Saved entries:
* BEGIN *

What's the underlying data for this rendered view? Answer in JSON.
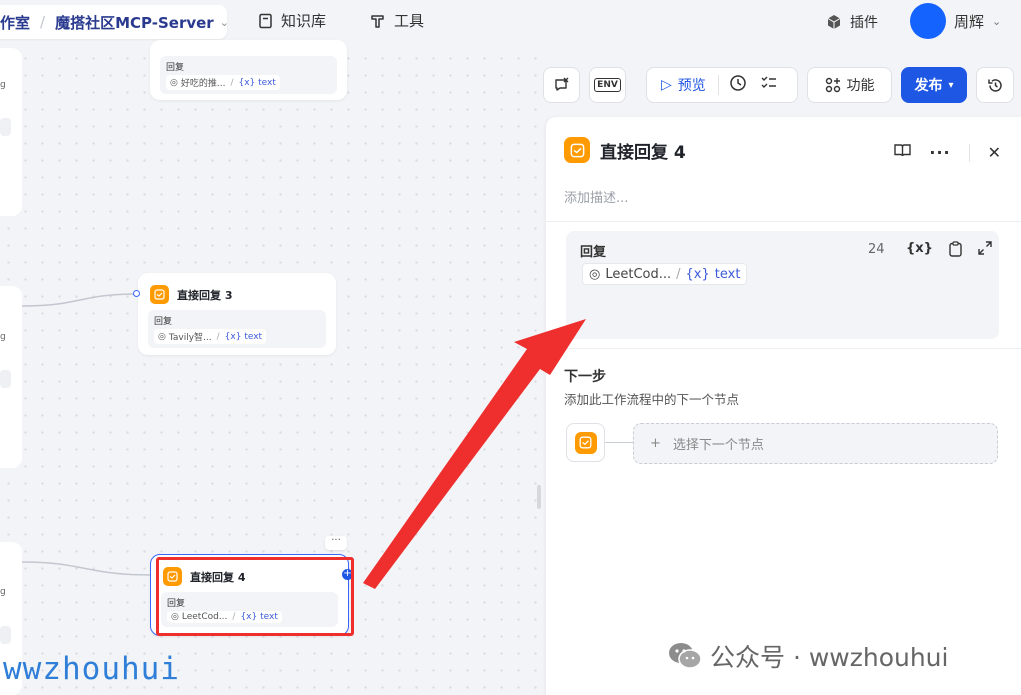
{
  "header": {
    "workspace_suffix": "作室",
    "project_name": "魔搭社区MCP-Server",
    "nav_knowledge": "知识库",
    "nav_tools": "工具",
    "plugins": "插件",
    "user_name": "周辉"
  },
  "canvas": {
    "top_node": {
      "reply_label": "回复",
      "chip_text": "好吃的推...",
      "var_text": "text"
    },
    "node3": {
      "title": "直接回复 3",
      "reply_label": "回复",
      "chip_text": "Tavily智...",
      "var_text": "text"
    },
    "node4": {
      "title": "直接回复 4",
      "reply_label": "回复",
      "chip_text": "LeetCod...",
      "var_text": "text",
      "more": "···"
    },
    "stub_text": "g"
  },
  "toolbar": {
    "env": "ENV",
    "preview": "预览",
    "features": "功能",
    "publish": "发布"
  },
  "panel": {
    "title": "直接回复 4",
    "description_placeholder": "添加描述...",
    "reply_label": "回复",
    "char_count": "24",
    "var_tool": "{x}",
    "chip_text": "LeetCod...",
    "chip_var": "{x}",
    "chip_var_name": "text",
    "next_step_title": "下一步",
    "next_step_desc": "添加此工作流程中的下一个节点",
    "select_next": "选择下一个节点"
  },
  "watermark": {
    "left": "wwzhouhui",
    "right": "公众号 · wwzhouhui"
  },
  "colors": {
    "accent": "#1f57e5",
    "node_icon": "#ff9a00",
    "annotation": "#ef2e2e"
  }
}
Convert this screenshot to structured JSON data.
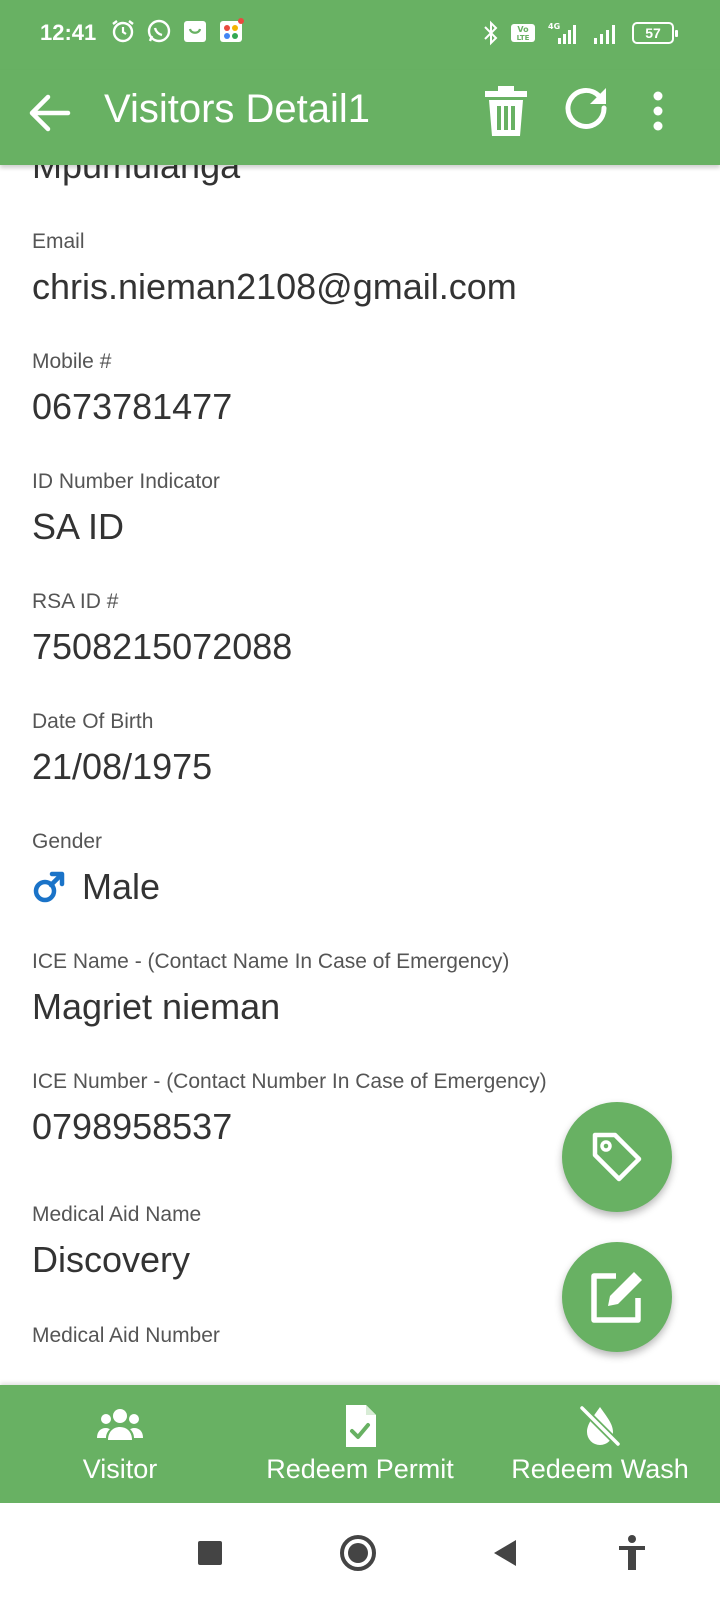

* END *

> [Given request]:
Across the records above, count the lines holding "this" and reply with that number alone.

> [Answer to the exercise]:
2